> The request
Reproduce all of the data below without alteration; exclude every picture.

> Data for processing
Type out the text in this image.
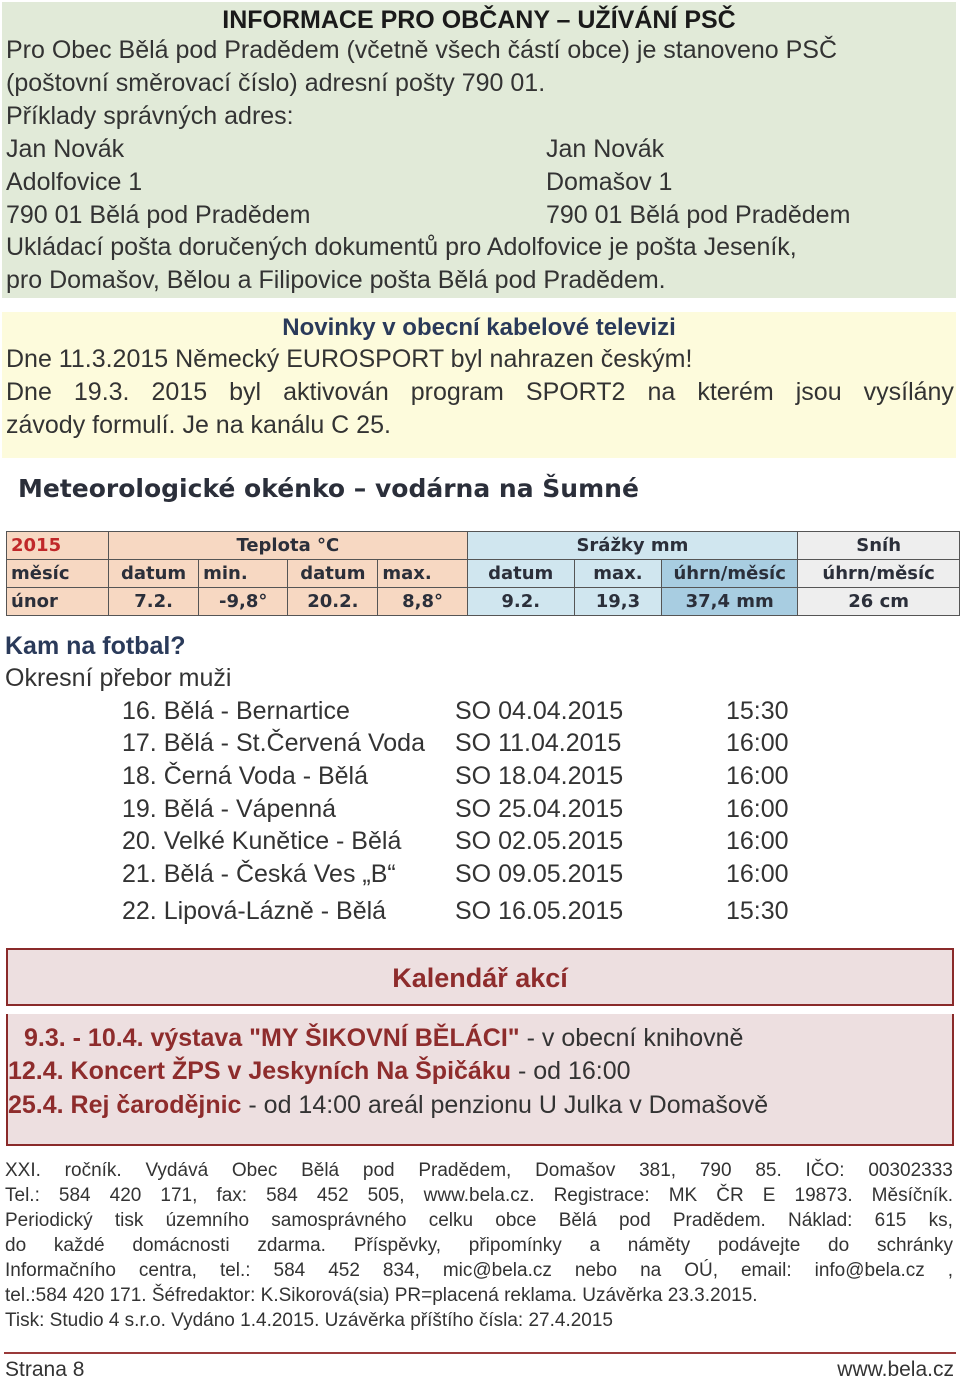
INFORMACE PRO OBČANY – UŽÍVÁNÍ PSČ
Pro Obec Bělá pod Pradědem (včetně všech částí obce) je stanoveno PSČ
(poštovní směrovací číslo) adresní pošty 790 01.
Příklady správných adres:
Jan Novák
Adolfovice 1
790 01 Bělá pod Pradědem
Jan Novák
Domašov 1
790 01 Bělá pod Pradědem
Ukládací pošta doručených dokumentů pro Adolfovice je pošta Jeseník,
pro Domašov, Bělou a Filipovice pošta Bělá pod Pradědem.
Novinky v obecní kabelové televizi
Dne 11.3.2015 Německý EUROSPORT byl nahrazen českým!
Dne 19.3. 2015 byl aktivován program SPORT2 na kterém jsou vysílány
závody formulí. Je na kanálu C 25.
Meteorologické okénko – vodárna na Šumné
2015	Teplota °C				Srážky mm			Sníh
měsíc	datum	min.	datum	max.	datum	max.	úhrn/měsíc	úhrn/měsíc
únor	7.2.	-9,8°	20.2.	8,8°	9.2.	19,3	37,4 mm	26 cm
Kam na fotbal?
Okresní přebor muži
16. Bělá - Bernartice	SO 04.04.2015	15:30
17. Bělá - St.Červená Voda SO 11.04.2015	16:00
18. Černá Voda - Bělá	SO 18.04.2015	16:00
19. Bělá - Vápenná	SO 25.04.2015	16:00
20. Velké Kunětice - Bělá SO 02.05.2015	16:00
21. Bělá - Česká Ves „B“ SO 09.05.2015	16:00
22. Lipová-Lázně - Bělá	SO 16.05.2015	15:30
Kalendář akcí
9.3. - 10.4. výstava "MY ŠIKOVNÍ BĚLÁCI" - v obecní knihovně
12.4. Koncert ŽPS v Jeskyních Na Špičáku - od 16:00
25.4. Rej čarodějnic - od 14:00 areál penzionu U Julka v Domašově
XXI. ročník. Vydává Obec Bělá pod Pradědem, Domašov 381, 790 85. IČO: 00302333
Tel.: 584 420 171, fax: 584 452 505, www.bela.cz. Registrace: MK ČR E 19873. Měsíčník.
Periodický tisk územního samosprávného celku obce Bělá pod Pradědem. Náklad: 615 ks,
do každé domácnosti zdarma. Příspěvky, připomínky a náměty podávejte do schránky
Informačního centra, tel.: 584 452 834, mic@bela.cz nebo na OÚ, email: info@bela.cz ,
tel.:584 420 171. Šéfredaktor: K.Sikorová(sia) PR=placená reklama. Uzávěrka 23.3.2015.
Tisk: Studio 4 s.r.o. Vydáno 1.4.2015. Uzávěrka příštího čísla: 27.4.2015
Strana 8	www.bela.cz
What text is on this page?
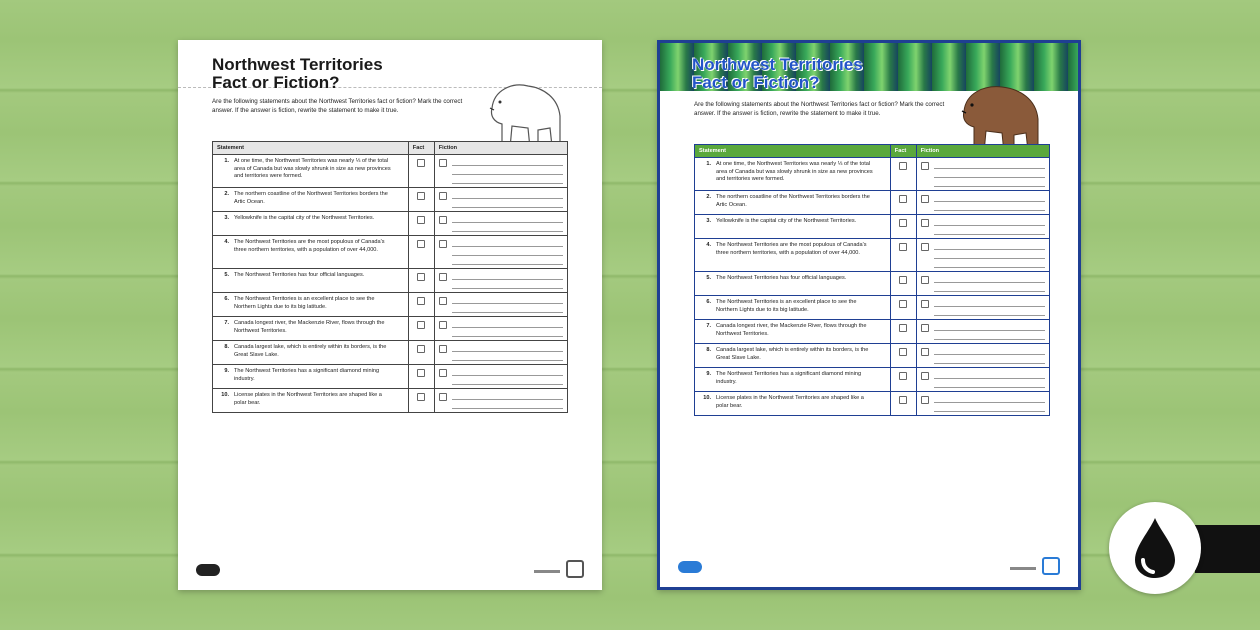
Northwest Territories
Fact or Fiction?
Are the following statements about the Northwest Territories fact or fiction? Mark the correct answer. If the answer is fiction, rewrite the statement to make it true.
Statement	Fact	Fiction
1. At one time, the Northwest Territories was nearly ⅓ of the total area of Canada but was slowly shrunk in size as new provinces and territories were formed.		

2. The northern coastline of the Northwest Territories borders the Artic Ocean.		

3. Yellowknife is the capital city of the Northwest Territories.		

4. The Northwest Territories are the most populous of Canada's three northern territories, with a population of over 44,000.		

5. The Northwest Territories has four official languages.		

6. The Northwest Territories is an excellent place to see the Northern Lights due to its big latitude.		

7. Canada longest river, the Mackenzie River, flows through the Northwest Territories.		

8. Canada largest lake, which is entirely within its borders, is the Great Slave Lake.		

9. The Northwest Territories has a significant diamond mining industry.		

10. License plates in the Northwest Territories are shaped like a polar bear.		
Northwest Territories
Fact or Fiction?
Are the following statements about the Northwest Territories fact or fiction? Mark the correct answer. If the answer is fiction, rewrite the statement to make it true.
Statement	Fact	Fiction
1. At one time, the Northwest Territories was nearly ⅓ of the total area of Canada but was slowly shrunk in size as new provinces and territories were formed.		

2. The northern coastline of the Northwest Territories borders the Artic Ocean.		

3. Yellowknife is the capital city of the Northwest Territories.		

4. The Northwest Territories are the most populous of Canada's three northern territories, with a population of over 44,000.		

5. The Northwest Territories has four official languages.		

6. The Northwest Territories is an excellent place to see the Northern Lights due to its big latitude.		

7. Canada longest river, the Mackenzie River, flows through the Northwest Territories.		

8. Canada largest lake, which is entirely within its borders, is the Great Slave Lake.		

9. The Northwest Territories has a significant diamond mining industry.		

10. License plates in the Northwest Territories are shaped like a polar bear.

> Written solution
Type out the text in this image.
INFORMACE PRO OBČANY – UŽÍVÁNÍ PSČ
Pro Obec Bělá pod Pradědem (včetně všech částí obce) je stanoveno PSČ
(poštovní směrovací číslo) adresní pošty 790 01.
Příklady správných adres:
Jan Novák
Adolfovice 1
790 01 Bělá pod Pradědem
Jan Novák
Domašov 1
790 01 Bělá pod Pradědem
Ukládací pošta doručených dokumentů pro Adolfovice je pošta Jeseník,
pro Domašov, Bělou a Filipovice pošta Bělá pod Pradědem.
Novinky v obecní kabelové televizi
Dne 11.3.2015 Německý EUROSPORT byl nahrazen českým!
Dne 19.3. 2015 byl aktivován program SPORT2 na kterém jsou vysílány
závody formulí. Je na kanálu C 25.
Meteorologické okénko – vodárna na Šumné
2015	Teplota °C				Srážky mm			Sníh
měsíc	datum	min.	datum	max.	datum	max.	úhrn/měsíc	úhrn/měsíc
únor	7.2.	-9,8°	20.2.	8,8°	9.2.	19,3	37,4 mm	26 cm
Kam na fotbal?
Okresní přebor muži
16. Bělá - Bernartice	SO 04.04.2015	15:30
17. Bělá - St.Červená Voda SO 11.04.2015	16:00
18. Černá Voda - Bělá	SO 18.04.2015	16:00
19. Bělá - Vápenná	SO 25.04.2015	16:00
20. Velké Kunětice - Bělá SO 02.05.2015	16:00
21. Bělá - Česká Ves „B“ SO 09.05.2015	16:00
22. Lipová-Lázně - Bělá	SO 16.05.2015	15:30
Kalendář akcí
9.3. - 10.4. výstava "MY ŠIKOVNÍ BĚLÁCI" - v obecní knihovně
12.4. Koncert ŽPS v Jeskyních Na Špičáku - od 16:00
25.4. Rej čarodějnic - od 14:00 areál penzionu U Julka v Domašově
XXI. ročník. Vydává Obec Bělá pod Pradědem, Domašov 381, 790 85. IČO: 00302333
Tel.: 584 420 171, fax: 584 452 505, www.bela.cz. Registrace: MK ČR E 19873. Měsíčník.
Periodický tisk územního samosprávného celku obce Bělá pod Pradědem. Náklad: 615 ks,
do každé domácnosti zdarma. Příspěvky, připomínky a náměty podávejte do schránky
Informačního centra, tel.: 584 452 834, mic@bela.cz nebo na OÚ, email: info@bela.cz ,
tel.:584 420 171. Šéfredaktor: K.Sikorová(sia) PR=placená reklama. Uzávěrka 23.3.2015.
Tisk: Studio 4 s.r.o. Vydáno 1.4.2015. Uzávěrka příštího čísla: 27.4.2015
Strana 8	www.bela.cz
What text is on this page?
Northwest Territories
Fact or Fiction?
Are the following statements about the Northwest Territories fact or fiction? Mark the correct answer. If the answer is fiction, rewrite the statement to make it true.
Statement	Fact	Fiction
1. At one time, the Northwest Territories was nearly ⅓ of the total area of Canada but was slowly shrunk in size as new provinces and territories were formed.		

2. The northern coastline of the Northwest Territories borders the Artic Ocean.		

3. Yellowknife is the capital city of the Northwest Territories.		

4. The Northwest Territories are the most populous of Canada's three northern territories, with a population of over 44,000.		

5. The Northwest Territories has four official languages.		

6. The Northwest Territories is an excellent place to see the Northern Lights due to its big latitude.		

7. Canada longest river, the Mackenzie River, flows through the Northwest Territories.		

8. Canada largest lake, which is entirely within its borders, is the Great Slave Lake.		

9. The Northwest Territories has a significant diamond mining industry.		

10. License plates in the Northwest Territories are shaped like a polar bear.		
Northwest Territories
Fact or Fiction?
Are the following statements about the Northwest Territories fact or fiction? Mark the correct answer. If the answer is fiction, rewrite the statement to make it true.
Statement	Fact	Fiction
1. At one time, the Northwest Territories was nearly ⅓ of the total area of Canada but was slowly shrunk in size as new provinces and territories were formed.		

2. The northern coastline of the Northwest Territories borders the Artic Ocean.		

3. Yellowknife is the capital city of the Northwest Territories.		

4. The Northwest Territories are the most populous of Canada's three northern territories, with a population of over 44,000.		

5. The Northwest Territories has four official languages.		

6. The Northwest Territories is an excellent place to see the Northern Lights due to its big latitude.		

7. Canada longest river, the Mackenzie River, flows through the Northwest Territories.		

8. Canada largest lake, which is entirely within its borders, is the Great Slave Lake.		

9. The Northwest Territories has a significant diamond mining industry.		

10. License plates in the Northwest Territories are shaped like a polar bear.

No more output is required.